Every record should be written out exactly, with the pictures left out.
— Begin Supplied records —
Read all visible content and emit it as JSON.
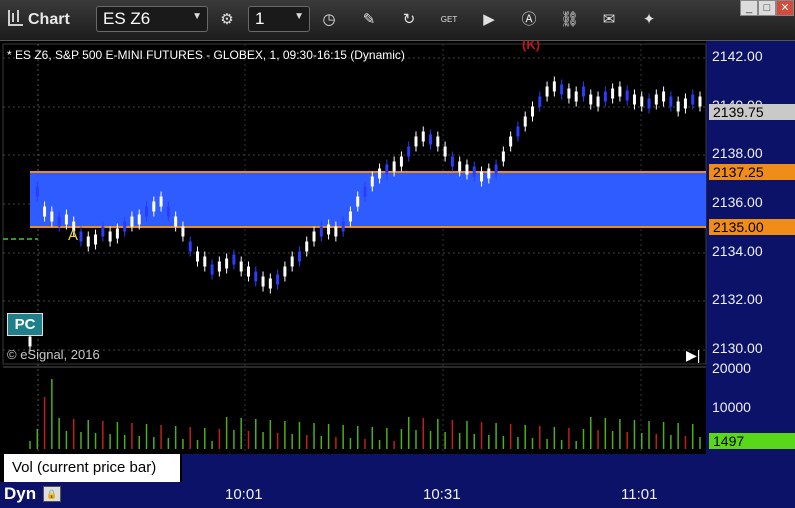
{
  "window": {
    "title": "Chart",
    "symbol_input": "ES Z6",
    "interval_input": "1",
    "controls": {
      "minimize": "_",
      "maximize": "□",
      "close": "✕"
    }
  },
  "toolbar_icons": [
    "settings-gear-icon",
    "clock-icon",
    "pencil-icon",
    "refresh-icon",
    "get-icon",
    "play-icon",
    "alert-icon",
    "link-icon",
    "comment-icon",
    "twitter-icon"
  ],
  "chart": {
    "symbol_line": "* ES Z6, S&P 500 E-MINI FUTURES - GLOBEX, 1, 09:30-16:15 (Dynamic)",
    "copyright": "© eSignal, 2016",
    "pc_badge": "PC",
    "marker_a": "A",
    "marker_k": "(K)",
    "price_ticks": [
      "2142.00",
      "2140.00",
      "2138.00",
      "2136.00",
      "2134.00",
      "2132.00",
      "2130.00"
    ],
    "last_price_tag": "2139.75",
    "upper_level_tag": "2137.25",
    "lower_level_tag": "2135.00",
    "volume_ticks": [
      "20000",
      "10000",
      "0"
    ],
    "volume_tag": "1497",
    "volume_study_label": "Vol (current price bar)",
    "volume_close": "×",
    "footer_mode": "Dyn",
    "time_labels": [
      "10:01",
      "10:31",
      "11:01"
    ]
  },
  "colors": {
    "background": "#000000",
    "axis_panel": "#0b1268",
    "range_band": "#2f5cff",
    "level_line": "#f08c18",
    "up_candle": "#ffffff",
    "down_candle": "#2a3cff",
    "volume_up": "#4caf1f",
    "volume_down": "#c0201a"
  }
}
— End Supplied records —
Response to this task:
Read all visible content and emit it as JSON.
{
  "window": {
    "title": "Chart",
    "symbol_input": "ES Z6",
    "interval_input": "1",
    "controls": {
      "minimize": "_",
      "maximize": "□",
      "close": "✕"
    }
  },
  "toolbar_icons": [
    "settings-gear-icon",
    "clock-icon",
    "pencil-icon",
    "refresh-icon",
    "get-icon",
    "play-icon",
    "alert-icon",
    "link-icon",
    "comment-icon",
    "twitter-icon"
  ],
  "chart": {
    "symbol_line": "* ES Z6, S&P 500 E-MINI FUTURES - GLOBEX, 1, 09:30-16:15 (Dynamic)",
    "copyright": "© eSignal, 2016",
    "pc_badge": "PC",
    "marker_a": "A",
    "marker_k": "(K)",
    "price_ticks": [
      "2142.00",
      "2140.00",
      "2138.00",
      "2136.00",
      "2134.00",
      "2132.00",
      "2130.00"
    ],
    "last_price_tag": "2139.75",
    "upper_level_tag": "2137.25",
    "lower_level_tag": "2135.00",
    "volume_ticks": [
      "20000",
      "10000",
      "0"
    ],
    "volume_tag": "1497",
    "volume_study_label": "Vol (current price bar)",
    "volume_close": "×",
    "footer_mode": "Dyn",
    "time_labels": [
      "10:01",
      "10:31",
      "11:01"
    ]
  },
  "colors": {
    "background": "#000000",
    "axis_panel": "#0b1268",
    "range_band": "#2f5cff",
    "level_line": "#f08c18",
    "up_candle": "#ffffff",
    "down_candle": "#2a3cff",
    "volume_up": "#4caf1f",
    "volume_down": "#c0201a"
  }
}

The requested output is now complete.